Track down every line below that holds "областного" and copy it.
##############################
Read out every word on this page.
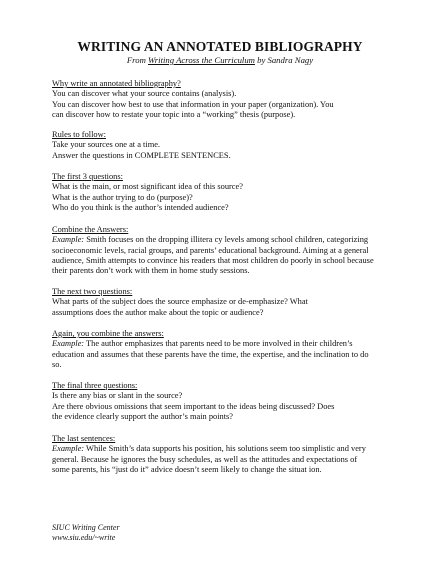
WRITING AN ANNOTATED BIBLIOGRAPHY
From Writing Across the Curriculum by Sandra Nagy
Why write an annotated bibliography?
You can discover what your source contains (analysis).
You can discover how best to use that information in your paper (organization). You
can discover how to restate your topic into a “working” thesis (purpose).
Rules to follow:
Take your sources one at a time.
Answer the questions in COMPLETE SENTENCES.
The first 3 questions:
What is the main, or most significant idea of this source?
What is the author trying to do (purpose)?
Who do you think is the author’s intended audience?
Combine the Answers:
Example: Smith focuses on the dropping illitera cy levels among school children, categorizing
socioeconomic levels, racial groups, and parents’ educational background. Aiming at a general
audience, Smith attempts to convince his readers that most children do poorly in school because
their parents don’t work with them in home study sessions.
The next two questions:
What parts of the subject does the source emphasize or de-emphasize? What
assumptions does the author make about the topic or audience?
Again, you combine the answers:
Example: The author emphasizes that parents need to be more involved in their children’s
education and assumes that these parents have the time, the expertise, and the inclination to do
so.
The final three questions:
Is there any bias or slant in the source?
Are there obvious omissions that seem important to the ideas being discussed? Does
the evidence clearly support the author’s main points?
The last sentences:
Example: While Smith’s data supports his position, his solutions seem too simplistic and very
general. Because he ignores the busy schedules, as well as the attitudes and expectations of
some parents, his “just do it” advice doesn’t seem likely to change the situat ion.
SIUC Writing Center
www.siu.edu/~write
##############################
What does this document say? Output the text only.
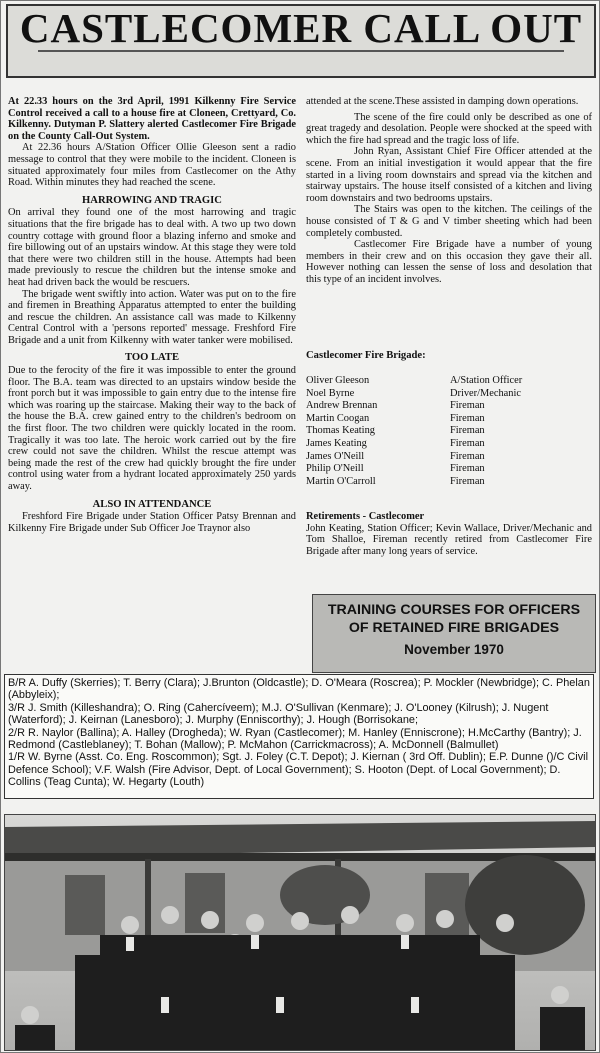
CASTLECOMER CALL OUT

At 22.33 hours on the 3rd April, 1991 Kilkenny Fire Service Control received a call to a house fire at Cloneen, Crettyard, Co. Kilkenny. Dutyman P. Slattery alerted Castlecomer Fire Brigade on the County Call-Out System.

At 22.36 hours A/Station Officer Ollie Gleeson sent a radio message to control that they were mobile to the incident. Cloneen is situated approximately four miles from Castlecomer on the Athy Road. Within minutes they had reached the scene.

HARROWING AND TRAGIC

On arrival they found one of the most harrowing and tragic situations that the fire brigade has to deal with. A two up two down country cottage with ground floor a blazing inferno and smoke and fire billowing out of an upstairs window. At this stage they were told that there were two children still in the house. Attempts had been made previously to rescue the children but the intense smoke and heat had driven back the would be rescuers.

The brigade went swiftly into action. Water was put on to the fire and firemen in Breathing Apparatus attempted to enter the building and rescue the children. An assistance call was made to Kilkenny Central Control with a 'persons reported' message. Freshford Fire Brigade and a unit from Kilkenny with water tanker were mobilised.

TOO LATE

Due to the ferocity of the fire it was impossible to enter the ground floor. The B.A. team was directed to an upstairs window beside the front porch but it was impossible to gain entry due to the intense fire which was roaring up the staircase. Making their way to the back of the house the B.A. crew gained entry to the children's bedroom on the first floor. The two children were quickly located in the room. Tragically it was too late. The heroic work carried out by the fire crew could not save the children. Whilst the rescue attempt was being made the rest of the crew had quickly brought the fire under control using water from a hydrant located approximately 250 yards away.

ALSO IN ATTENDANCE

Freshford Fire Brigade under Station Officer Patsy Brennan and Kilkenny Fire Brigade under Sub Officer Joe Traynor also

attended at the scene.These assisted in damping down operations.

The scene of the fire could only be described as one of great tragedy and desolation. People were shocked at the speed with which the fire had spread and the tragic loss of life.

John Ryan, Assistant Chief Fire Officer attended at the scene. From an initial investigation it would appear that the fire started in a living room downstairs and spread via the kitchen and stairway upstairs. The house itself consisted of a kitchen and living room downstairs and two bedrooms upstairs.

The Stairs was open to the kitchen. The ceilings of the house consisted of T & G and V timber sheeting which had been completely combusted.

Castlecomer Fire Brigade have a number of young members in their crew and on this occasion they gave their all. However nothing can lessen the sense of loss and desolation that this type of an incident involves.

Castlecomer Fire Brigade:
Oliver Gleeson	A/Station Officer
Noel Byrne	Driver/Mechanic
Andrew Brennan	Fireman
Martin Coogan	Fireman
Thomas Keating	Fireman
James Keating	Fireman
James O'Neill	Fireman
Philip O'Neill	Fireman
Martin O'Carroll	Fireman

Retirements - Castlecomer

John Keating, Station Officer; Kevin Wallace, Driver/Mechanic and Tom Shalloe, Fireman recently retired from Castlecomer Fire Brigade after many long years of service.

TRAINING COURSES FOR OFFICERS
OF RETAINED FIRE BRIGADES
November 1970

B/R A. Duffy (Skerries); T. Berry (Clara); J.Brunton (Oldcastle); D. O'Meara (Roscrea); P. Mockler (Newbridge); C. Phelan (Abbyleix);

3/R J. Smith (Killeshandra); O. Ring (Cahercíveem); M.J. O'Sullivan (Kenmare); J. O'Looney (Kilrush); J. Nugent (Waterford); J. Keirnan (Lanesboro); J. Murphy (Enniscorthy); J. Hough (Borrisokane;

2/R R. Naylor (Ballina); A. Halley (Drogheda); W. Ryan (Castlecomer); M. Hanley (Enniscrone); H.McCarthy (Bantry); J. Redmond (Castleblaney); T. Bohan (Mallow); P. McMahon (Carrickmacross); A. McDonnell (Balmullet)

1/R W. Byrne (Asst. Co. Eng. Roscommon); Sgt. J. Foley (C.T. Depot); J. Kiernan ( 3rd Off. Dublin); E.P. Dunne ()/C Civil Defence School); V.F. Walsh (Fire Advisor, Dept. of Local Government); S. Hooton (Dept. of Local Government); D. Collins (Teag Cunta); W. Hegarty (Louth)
##############################
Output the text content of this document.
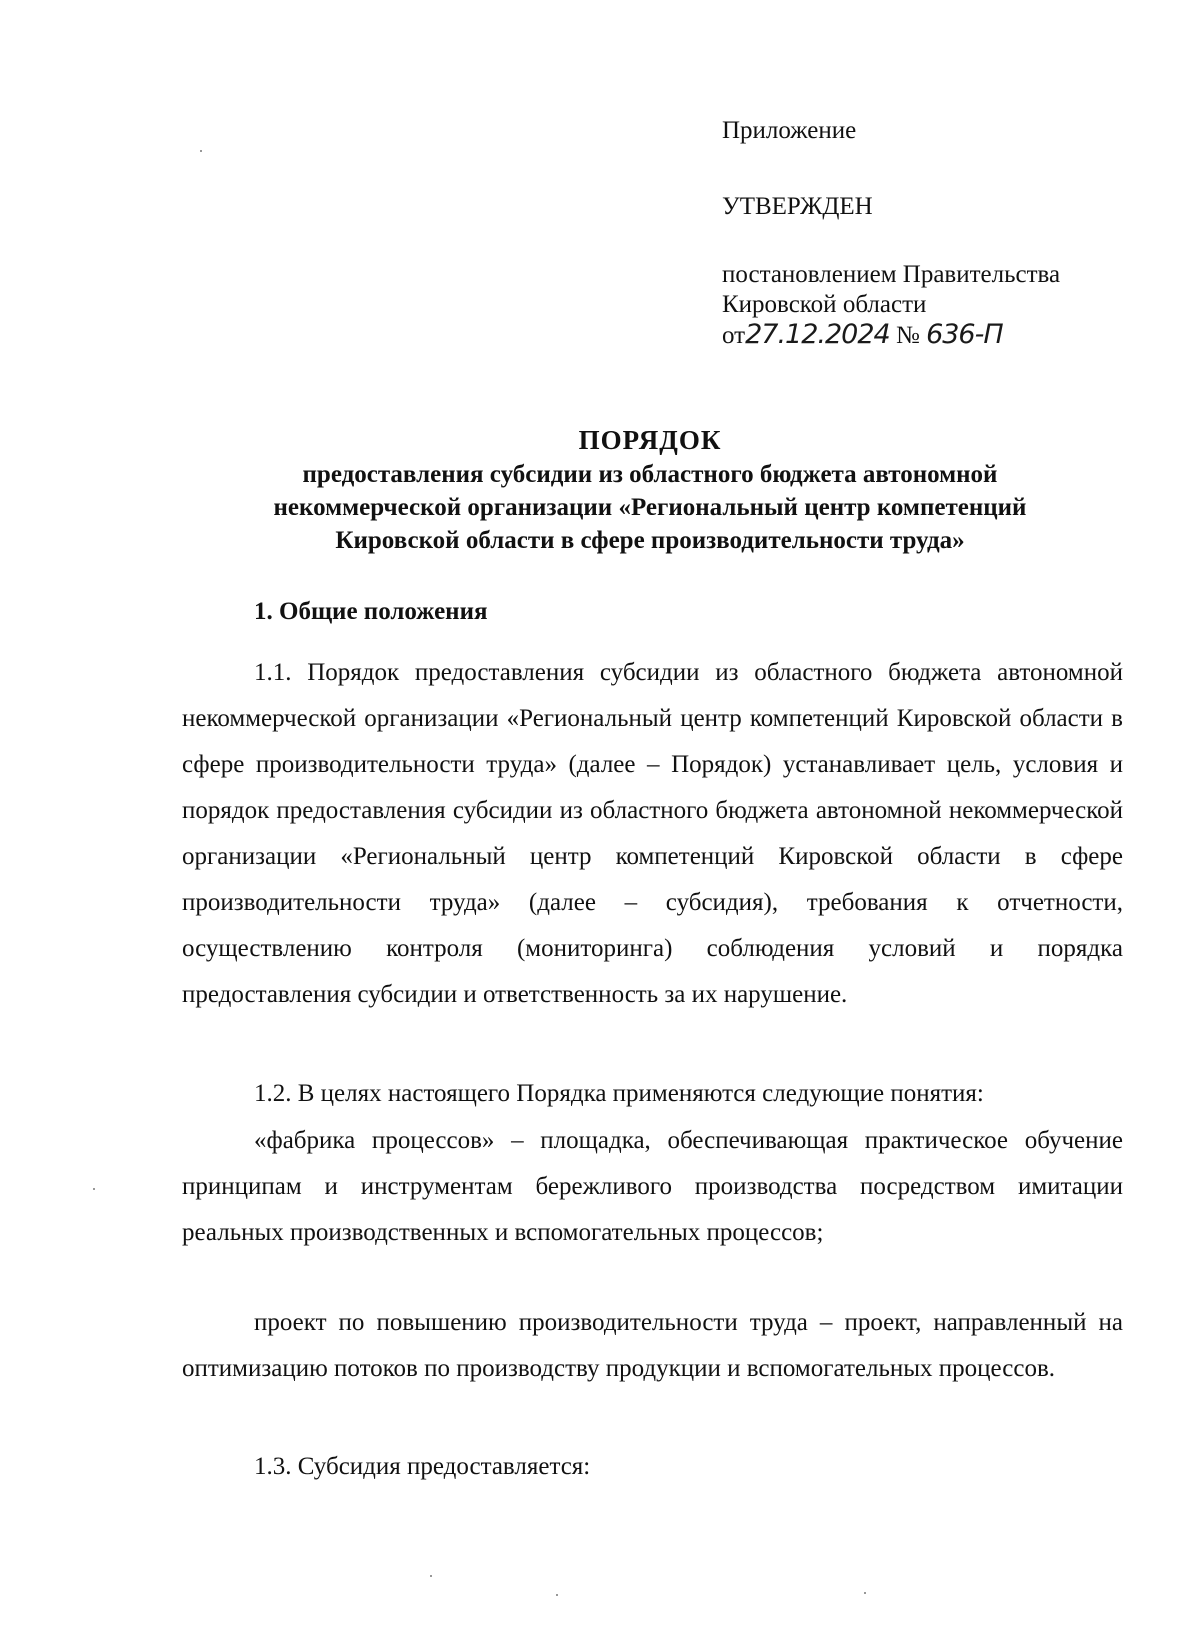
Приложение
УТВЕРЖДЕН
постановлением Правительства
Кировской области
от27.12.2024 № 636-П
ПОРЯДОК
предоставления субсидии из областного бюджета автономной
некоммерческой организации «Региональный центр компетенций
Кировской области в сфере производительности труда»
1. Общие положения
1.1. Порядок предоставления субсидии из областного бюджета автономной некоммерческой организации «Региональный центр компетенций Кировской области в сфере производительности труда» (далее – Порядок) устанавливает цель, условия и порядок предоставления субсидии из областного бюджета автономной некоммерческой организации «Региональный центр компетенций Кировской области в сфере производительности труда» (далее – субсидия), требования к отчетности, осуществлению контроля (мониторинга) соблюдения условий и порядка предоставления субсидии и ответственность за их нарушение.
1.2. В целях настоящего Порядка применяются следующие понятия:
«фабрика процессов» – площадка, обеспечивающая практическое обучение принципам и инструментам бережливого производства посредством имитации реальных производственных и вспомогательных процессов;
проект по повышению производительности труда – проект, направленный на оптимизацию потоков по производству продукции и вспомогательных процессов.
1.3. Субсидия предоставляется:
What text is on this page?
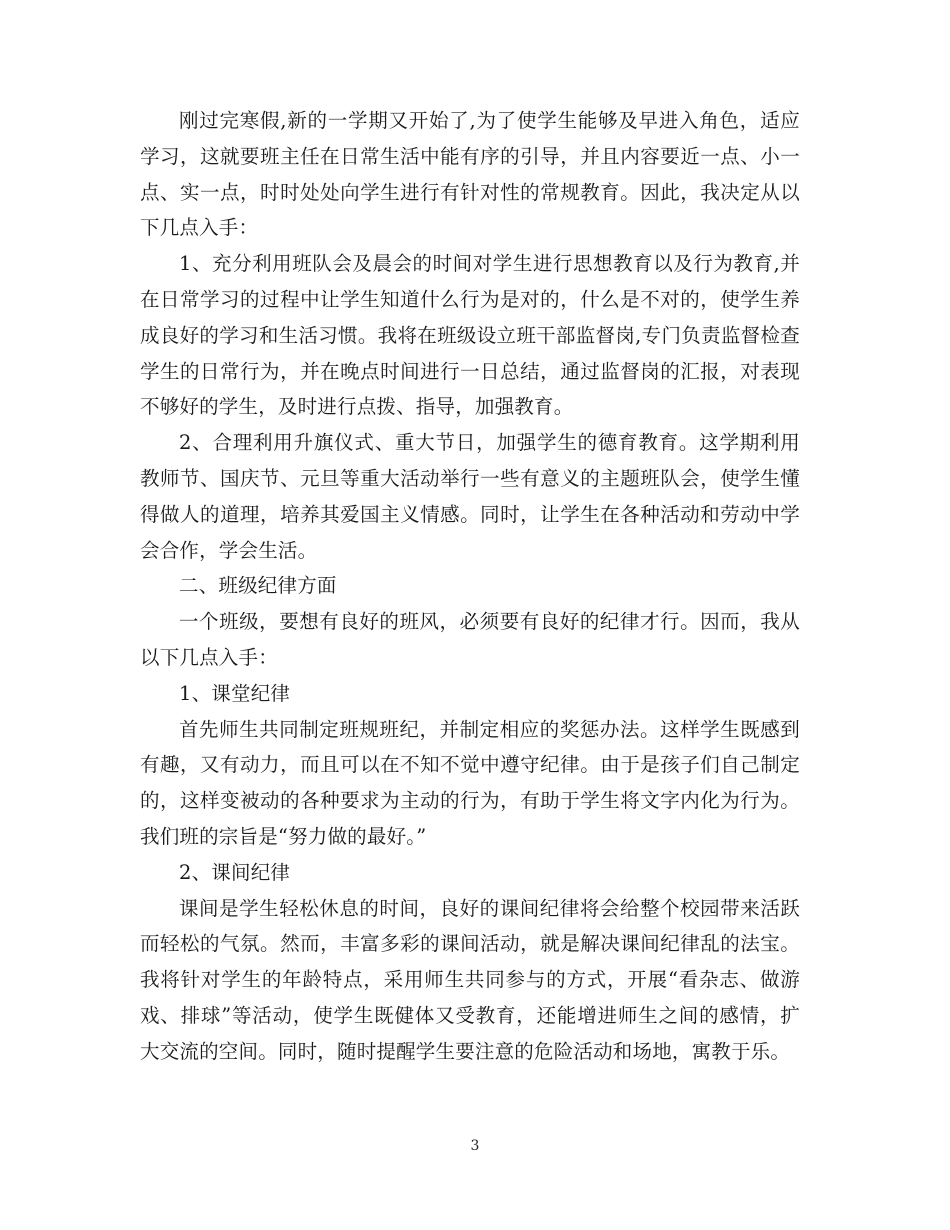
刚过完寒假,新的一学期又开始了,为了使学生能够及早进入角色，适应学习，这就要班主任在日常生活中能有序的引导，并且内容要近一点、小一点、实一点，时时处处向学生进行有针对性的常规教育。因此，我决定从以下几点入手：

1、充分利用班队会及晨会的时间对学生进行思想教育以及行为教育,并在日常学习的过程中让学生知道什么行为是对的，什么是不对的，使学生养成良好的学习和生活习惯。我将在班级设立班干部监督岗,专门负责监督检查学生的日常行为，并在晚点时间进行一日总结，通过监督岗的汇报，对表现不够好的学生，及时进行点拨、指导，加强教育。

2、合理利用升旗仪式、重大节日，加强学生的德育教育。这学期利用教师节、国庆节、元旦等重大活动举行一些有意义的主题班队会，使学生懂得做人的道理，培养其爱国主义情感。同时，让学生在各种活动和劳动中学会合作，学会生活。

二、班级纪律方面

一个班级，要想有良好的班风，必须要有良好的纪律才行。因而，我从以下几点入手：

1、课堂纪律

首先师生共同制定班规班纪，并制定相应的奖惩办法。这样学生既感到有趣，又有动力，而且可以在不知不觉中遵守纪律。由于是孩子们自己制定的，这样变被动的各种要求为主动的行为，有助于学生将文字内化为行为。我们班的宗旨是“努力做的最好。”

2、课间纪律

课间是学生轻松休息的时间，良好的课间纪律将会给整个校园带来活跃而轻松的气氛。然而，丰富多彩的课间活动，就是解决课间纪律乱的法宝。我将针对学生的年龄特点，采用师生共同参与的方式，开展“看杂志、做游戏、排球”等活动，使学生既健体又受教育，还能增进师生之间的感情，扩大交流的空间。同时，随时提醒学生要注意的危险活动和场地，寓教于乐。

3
##############################
Solution to this exercise:
предоставления субсидии из областного бюджета автономной
1.1. Порядок предоставления субсидии из областного бюджета автономной некоммерческой организации «Региональный центр компетенций Кировской области в сфере производительности труда» (далее – Порядок) устанавливает цель, условия и порядок предоставления субсидии из областного бюджета автономной некоммерческой организации «Региональный центр компетенций Кировской области в сфере производительности труда» (далее – субсидия), требования к отчетности, осуществлению контроля (мониторинга) соблюдения условий и порядка предоставления субсидии и ответственность за их нарушение.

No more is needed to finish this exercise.